• The problem: Transcribe the material exactly. Images do not belong in the copy.
## Start
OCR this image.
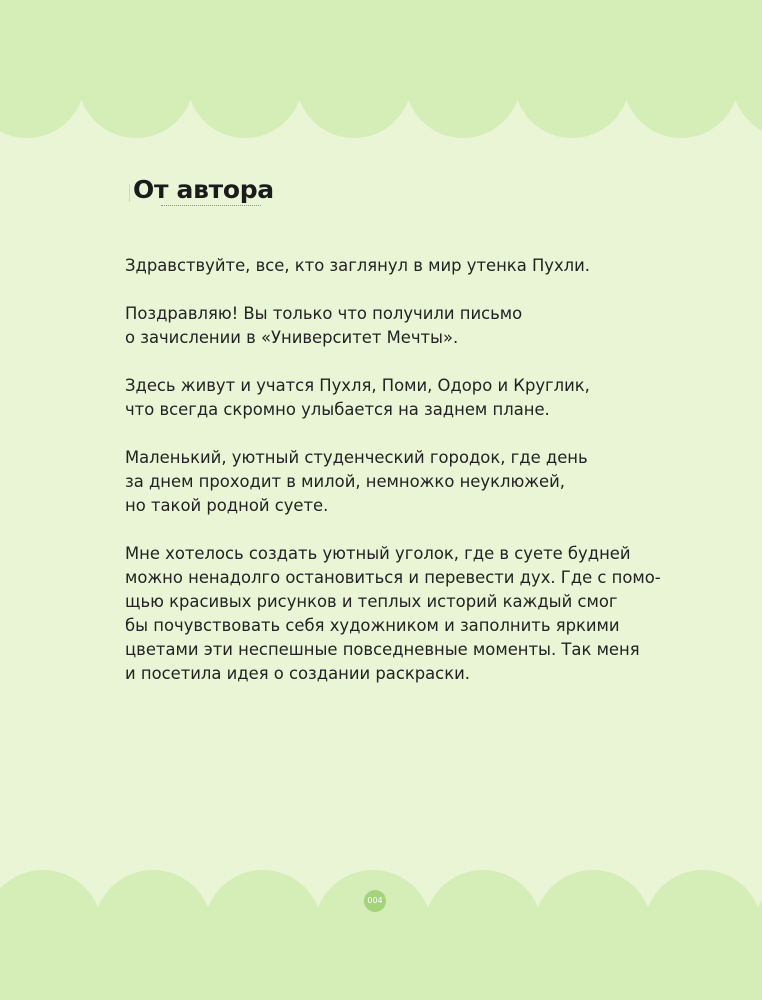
От автора

Здравствуйте, все, кто заглянул в мир утенка Пухли.

Поздравляю! Вы только что получили письмо
о зачислении в «Университет Мечты».

Здесь живут и учатся Пухля, Поми, Одоро и Круглик,
что всегда скромно улыбается на заднем плане.

Маленький, уютный студенческий городок, где день
за днем проходит в милой, немножко неуклюжей,
но такой родной суете.

Мне хотелось создать уютный уголок, где в суете будней
можно ненадолго остановиться и перевести дух. Где с помо-
щью красивых рисунков и теплых историй каждый смог
бы почувствовать себя художником и заполнить яркими
цветами эти неспешные повседневные моменты. Так меня
и посетила идея о создании раскраски.

004
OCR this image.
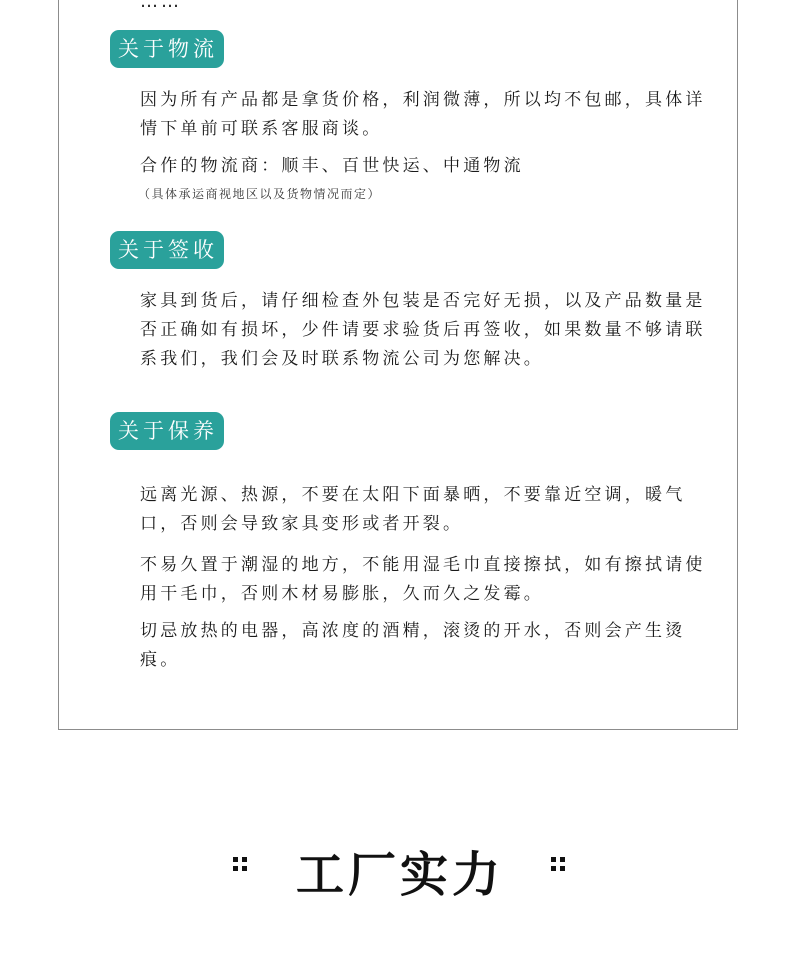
……
关于物流

因为所有产品都是拿货价格，利润微薄，所以均不包邮，具体详情下单前可联系客服商谈。

合作的物流商：顺丰、百世快运、中通物流

（具体承运商视地区以及货物情况而定）
关于签收

家具到货后，请仔细检查外包装是否完好无损，以及产品数量是否正确如有损坏，少件请要求验货后再签收，如果数量不够请联系我们，我们会及时联系物流公司为您解决。

关于保养

远离光源、热源，不要在太阳下面暴晒，不要靠近空调，暖气口，否则会导致家具变形或者开裂。

不易久置于潮湿的地方，不能用湿毛巾直接擦拭，如有擦拭请使用干毛巾，否则木材易膨胀，久而久之发霉。

切忌放热的电器，高浓度的酒精，滚烫的开水，否则会产生烫痕。

工厂实力
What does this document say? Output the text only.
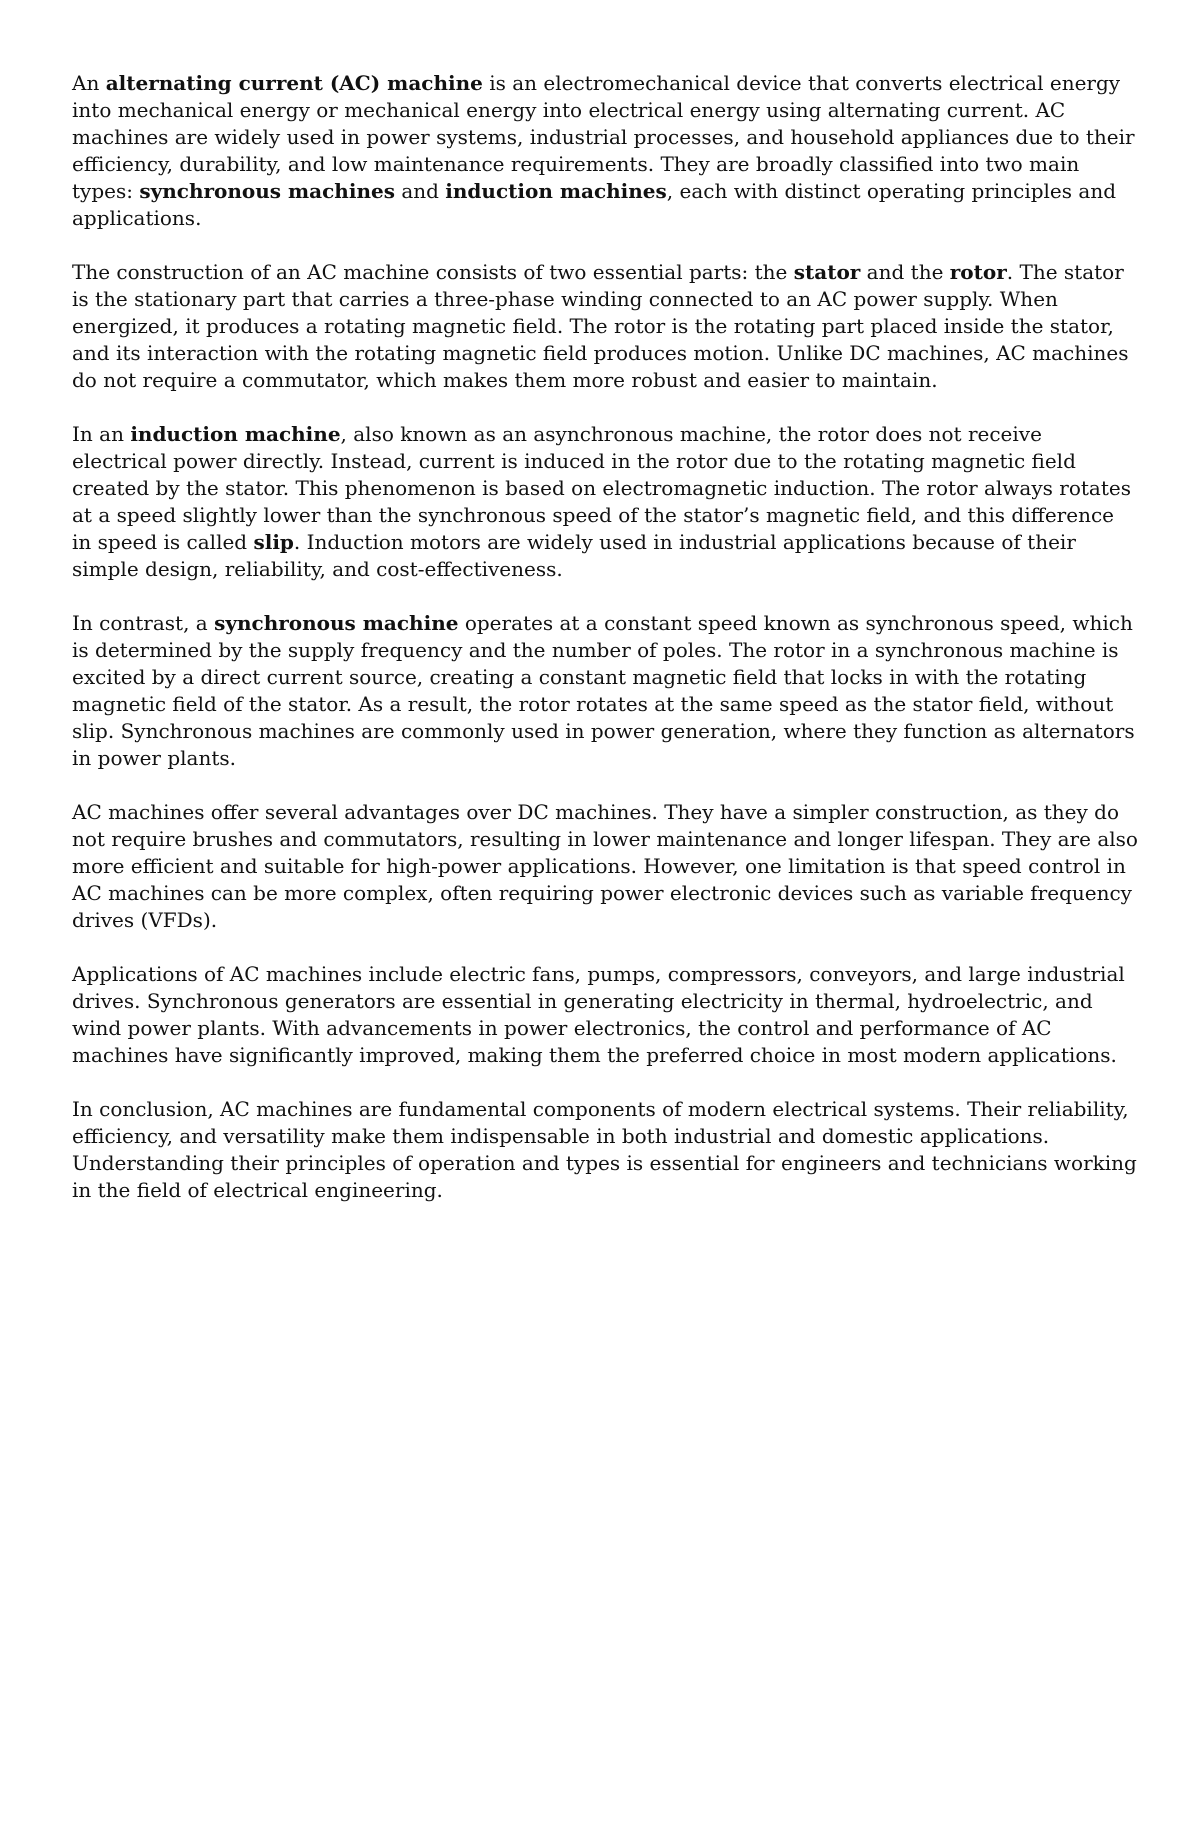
An alternating current (AC) machine is an electromechanical device that converts electrical energy into mechanical energy or mechanical energy into electrical energy using alternating current. AC machines are widely used in power systems, industrial processes, and household appliances due to their efficiency, durability, and low maintenance requirements. They are broadly classified into two main types: synchronous machines and induction machines, each with distinct operating principles and applications.

The construction of an AC machine consists of two essential parts: the stator and the rotor. The stator is the stationary part that carries a three-phase winding connected to an AC power supply. When energized, it produces a rotating magnetic field. The rotor is the rotating part placed inside the stator, and its interaction with the rotating magnetic field produces motion. Unlike DC machines, AC machines do not require a commutator, which makes them more robust and easier to maintain.

In an induction machine, also known as an asynchronous machine, the rotor does not receive electrical power directly. Instead, current is induced in the rotor due to the rotating magnetic field created by the stator. This phenomenon is based on electromagnetic induction. The rotor always rotates at a speed slightly lower than the synchronous speed of the stator’s magnetic field, and this difference in speed is called slip. Induction motors are widely used in industrial applications because of their simple design, reliability, and cost-effectiveness.

In contrast, a synchronous machine operates at a constant speed known as synchronous speed, which is determined by the supply frequency and the number of poles. The rotor in a synchronous machine is excited by a direct current source, creating a constant magnetic field that locks in with the rotating magnetic field of the stator. As a result, the rotor rotates at the same speed as the stator field, without slip. Synchronous machines are commonly used in power generation, where they function as alternators in power plants.

AC machines offer several advantages over DC machines. They have a simpler construction, as they do not require brushes and commutators, resulting in lower maintenance and longer lifespan. They are also more efficient and suitable for high-power applications. However, one limitation is that speed control in AC machines can be more complex, often requiring power electronic devices such as variable frequency drives (VFDs).

Applications of AC machines include electric fans, pumps, compressors, conveyors, and large industrial drives. Synchronous generators are essential in generating electricity in thermal, hydroelectric, and wind power plants. With advancements in power electronics, the control and performance of AC machines have significantly improved, making them the preferred choice in most modern applications.

In conclusion, AC machines are fundamental components of modern electrical systems. Their reliability, efficiency, and versatility make them indispensable in both industrial and domestic applications. Understanding their principles of operation and types is essential for engineers and technicians working in the field of electrical engineering.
## End
• Right answer:
OCR this image.
От автора

Здравствуйте, все, кто заглянул в мир утенка Пухли.

Поздравляю! Вы только что получили письмо
о зачислении в «Университет Мечты».

Здесь живут и учатся Пухля, Поми, Одоро и Круглик,
что всегда скромно улыбается на заднем плане.

Маленький, уютный студенческий городок, где день
за днем проходит в милой, немножко неуклюжей,
но такой родной суете.

Мне хотелось создать уютный уголок, где в суете будней
можно ненадолго остановиться и перевести дух. Где с помо-
щью красивых рисунков и теплых историй каждый смог
бы почувствовать себя художником и заполнить яркими
цветами эти неспешные повседневные моменты. Так меня
и посетила идея о создании раскраски.

004
OCR this image.
……
关于物流

因为所有产品都是拿货价格，利润微薄，所以均不包邮，具体详情下单前可联系客服商谈。

合作的物流商：顺丰、百世快运、中通物流

（具体承运商视地区以及货物情况而定）
关于签收

家具到货后，请仔细检查外包装是否完好无损，以及产品数量是否正确如有损坏，少件请要求验货后再签收，如果数量不够请联系我们，我们会及时联系物流公司为您解决。

关于保养

远离光源、热源，不要在太阳下面暴晒，不要靠近空调，暖气口，否则会导致家具变形或者开裂。

不易久置于潮湿的地方，不能用湿毛巾直接擦拭，如有擦拭请使用干毛巾，否则木材易膨胀，久而久之发霉。

切忌放热的电器，高浓度的酒精，滚烫的开水，否则会产生烫痕。

工厂实力
What does this document say? Output the text only.
An alternating current (AC) machine is an electromechanical device that converts electrical energy into mechanical energy or mechanical energy into electrical energy using alternating current. AC machines are widely used in power systems, industrial processes, and household appliances due to their efficiency, durability, and low maintenance requirements. They are broadly classified into two main types: synchronous machines and induction machines, each with distinct operating principles and applications.

The construction of an AC machine consists of two essential parts: the stator and the rotor. The stator is the stationary part that carries a three-phase winding connected to an AC power supply. When energized, it produces a rotating magnetic field. The rotor is the rotating part placed inside the stator, and its interaction with the rotating magnetic field produces motion. Unlike DC machines, AC machines do not require a commutator, which makes them more robust and easier to maintain.

In an induction machine, also known as an asynchronous machine, the rotor does not receive electrical power directly. Instead, current is induced in the rotor due to the rotating magnetic field created by the stator. This phenomenon is based on electromagnetic induction. The rotor always rotates at a speed slightly lower than the synchronous speed of the stator’s magnetic field, and this difference in speed is called slip. Induction motors are widely used in industrial applications because of their simple design, reliability, and cost-effectiveness.

In contrast, a synchronous machine operates at a constant speed known as synchronous speed, which is determined by the supply frequency and the number of poles. The rotor in a synchronous machine is excited by a direct current source, creating a constant magnetic field that locks in with the rotating magnetic field of the stator. As a result, the rotor rotates at the same speed as the stator field, without slip. Synchronous machines are commonly used in power generation, where they function as alternators in power plants.

AC machines offer several advantages over DC machines. They have a simpler construction, as they do not require brushes and commutators, resulting in lower maintenance and longer lifespan. They are also more efficient and suitable for high-power applications. However, one limitation is that speed control in AC machines can be more complex, often requiring power electronic devices such as variable frequency drives (VFDs).

Applications of AC machines include electric fans, pumps, compressors, conveyors, and large industrial drives. Synchronous generators are essential in generating electricity in thermal, hydroelectric, and wind power plants. With advancements in power electronics, the control and performance of AC machines have significantly improved, making them the preferred choice in most modern applications.

In conclusion, AC machines are fundamental components of modern electrical systems. Their reliability, efficiency, and versatility make them indispensable in both industrial and domestic applications. Understanding their principles of operation and types is essential for engineers and technicians working in the field of electrical engineering.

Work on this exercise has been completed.